** START Records provided **
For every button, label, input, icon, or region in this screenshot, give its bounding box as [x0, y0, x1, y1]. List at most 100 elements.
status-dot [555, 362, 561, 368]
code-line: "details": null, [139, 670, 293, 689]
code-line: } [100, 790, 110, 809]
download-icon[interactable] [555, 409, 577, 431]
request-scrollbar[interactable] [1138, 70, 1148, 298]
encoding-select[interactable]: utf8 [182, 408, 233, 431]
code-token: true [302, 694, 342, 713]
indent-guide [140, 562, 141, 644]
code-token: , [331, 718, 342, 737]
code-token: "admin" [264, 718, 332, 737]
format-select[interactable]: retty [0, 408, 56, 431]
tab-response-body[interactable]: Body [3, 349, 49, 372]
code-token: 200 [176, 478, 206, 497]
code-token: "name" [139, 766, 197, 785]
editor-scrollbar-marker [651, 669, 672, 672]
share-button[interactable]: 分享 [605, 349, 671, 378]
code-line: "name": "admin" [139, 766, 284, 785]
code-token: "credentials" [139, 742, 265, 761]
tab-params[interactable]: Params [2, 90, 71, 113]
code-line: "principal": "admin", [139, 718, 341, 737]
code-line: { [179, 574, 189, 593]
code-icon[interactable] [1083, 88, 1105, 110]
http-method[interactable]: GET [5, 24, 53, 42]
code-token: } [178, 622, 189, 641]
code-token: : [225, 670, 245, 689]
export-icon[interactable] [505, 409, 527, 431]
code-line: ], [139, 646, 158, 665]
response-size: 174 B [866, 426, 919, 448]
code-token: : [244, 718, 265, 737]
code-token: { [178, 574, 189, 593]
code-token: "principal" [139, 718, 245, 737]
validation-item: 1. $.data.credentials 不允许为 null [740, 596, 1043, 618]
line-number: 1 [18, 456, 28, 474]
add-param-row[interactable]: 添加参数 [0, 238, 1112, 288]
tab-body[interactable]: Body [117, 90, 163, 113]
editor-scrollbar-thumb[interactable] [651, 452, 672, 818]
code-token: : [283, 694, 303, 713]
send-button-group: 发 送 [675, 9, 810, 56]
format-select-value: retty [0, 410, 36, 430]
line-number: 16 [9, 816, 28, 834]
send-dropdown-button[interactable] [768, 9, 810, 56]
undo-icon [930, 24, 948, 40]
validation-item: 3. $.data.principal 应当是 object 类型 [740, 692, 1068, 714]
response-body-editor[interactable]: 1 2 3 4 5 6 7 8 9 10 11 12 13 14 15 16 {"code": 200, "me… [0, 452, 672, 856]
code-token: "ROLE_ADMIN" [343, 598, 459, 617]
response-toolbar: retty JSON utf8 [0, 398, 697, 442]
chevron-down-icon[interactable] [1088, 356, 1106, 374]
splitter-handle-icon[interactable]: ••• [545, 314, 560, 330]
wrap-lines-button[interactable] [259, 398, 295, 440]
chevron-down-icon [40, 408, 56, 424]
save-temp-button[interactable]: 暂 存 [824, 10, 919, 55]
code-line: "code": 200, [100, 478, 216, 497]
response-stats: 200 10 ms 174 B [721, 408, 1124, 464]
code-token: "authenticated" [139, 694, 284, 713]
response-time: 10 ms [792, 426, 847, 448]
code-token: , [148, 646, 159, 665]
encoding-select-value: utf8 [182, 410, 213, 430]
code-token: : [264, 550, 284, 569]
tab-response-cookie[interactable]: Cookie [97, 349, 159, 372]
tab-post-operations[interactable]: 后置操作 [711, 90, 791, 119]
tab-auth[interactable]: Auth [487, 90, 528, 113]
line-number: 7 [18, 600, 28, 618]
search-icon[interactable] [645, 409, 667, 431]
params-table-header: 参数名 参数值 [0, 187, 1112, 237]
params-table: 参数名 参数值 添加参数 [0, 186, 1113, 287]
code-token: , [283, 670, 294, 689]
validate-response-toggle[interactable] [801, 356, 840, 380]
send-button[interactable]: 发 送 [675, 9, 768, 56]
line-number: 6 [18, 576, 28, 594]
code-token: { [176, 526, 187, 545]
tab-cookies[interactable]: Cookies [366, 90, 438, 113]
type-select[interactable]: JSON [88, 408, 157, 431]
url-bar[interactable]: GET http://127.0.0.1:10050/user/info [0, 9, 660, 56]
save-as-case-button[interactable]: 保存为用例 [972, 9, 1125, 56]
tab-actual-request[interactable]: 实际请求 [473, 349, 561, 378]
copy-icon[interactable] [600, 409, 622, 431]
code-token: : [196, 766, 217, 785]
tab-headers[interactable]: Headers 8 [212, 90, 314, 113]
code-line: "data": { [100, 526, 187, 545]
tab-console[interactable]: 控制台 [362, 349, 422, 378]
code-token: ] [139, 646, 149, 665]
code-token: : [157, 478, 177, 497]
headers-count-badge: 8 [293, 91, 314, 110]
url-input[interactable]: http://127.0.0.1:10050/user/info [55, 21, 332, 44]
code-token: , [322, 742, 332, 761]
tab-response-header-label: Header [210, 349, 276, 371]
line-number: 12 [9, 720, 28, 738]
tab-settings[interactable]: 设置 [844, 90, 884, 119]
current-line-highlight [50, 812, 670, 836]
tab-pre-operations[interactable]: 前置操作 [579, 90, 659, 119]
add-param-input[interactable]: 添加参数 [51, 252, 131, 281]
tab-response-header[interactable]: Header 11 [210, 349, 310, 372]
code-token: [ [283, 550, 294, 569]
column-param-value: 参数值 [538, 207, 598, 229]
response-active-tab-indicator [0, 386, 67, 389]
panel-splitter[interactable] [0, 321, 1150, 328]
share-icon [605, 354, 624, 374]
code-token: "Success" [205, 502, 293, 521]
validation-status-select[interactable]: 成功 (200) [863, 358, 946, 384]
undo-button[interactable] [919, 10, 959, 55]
** END Records provided **
# [Task objective]
Rewrite the records from the beginning through the line containing "742, 265, 761]", replacing "code-token" with "syntax-token" everywhere in that span and leaving everything else unchanged.

# [Response for this exercise]
For every button, label, input, icon, or region in this screenshot, give its bounding box as [x0, y0, x1, y1]. List at most 100 elements.
status-dot [555, 362, 561, 368]
code-line: "details": null, [139, 670, 293, 689]
code-line: } [100, 790, 110, 809]
download-icon[interactable] [555, 409, 577, 431]
request-scrollbar[interactable] [1138, 70, 1148, 298]
encoding-select[interactable]: utf8 [182, 408, 233, 431]
syntax-token: true [302, 694, 342, 713]
indent-guide [140, 562, 141, 644]
syntax-token: , [331, 718, 342, 737]
syntax-token: "admin" [264, 718, 332, 737]
format-select[interactable]: retty [0, 408, 56, 431]
tab-response-body[interactable]: Body [3, 349, 49, 372]
syntax-token: 200 [176, 478, 206, 497]
syntax-token: "name" [139, 766, 197, 785]
editor-scrollbar-marker [651, 669, 672, 672]
share-button[interactable]: 分享 [605, 349, 671, 378]
code-line: "name": "admin" [139, 766, 284, 785]
syntax-token: "credentials" [139, 742, 265, 761]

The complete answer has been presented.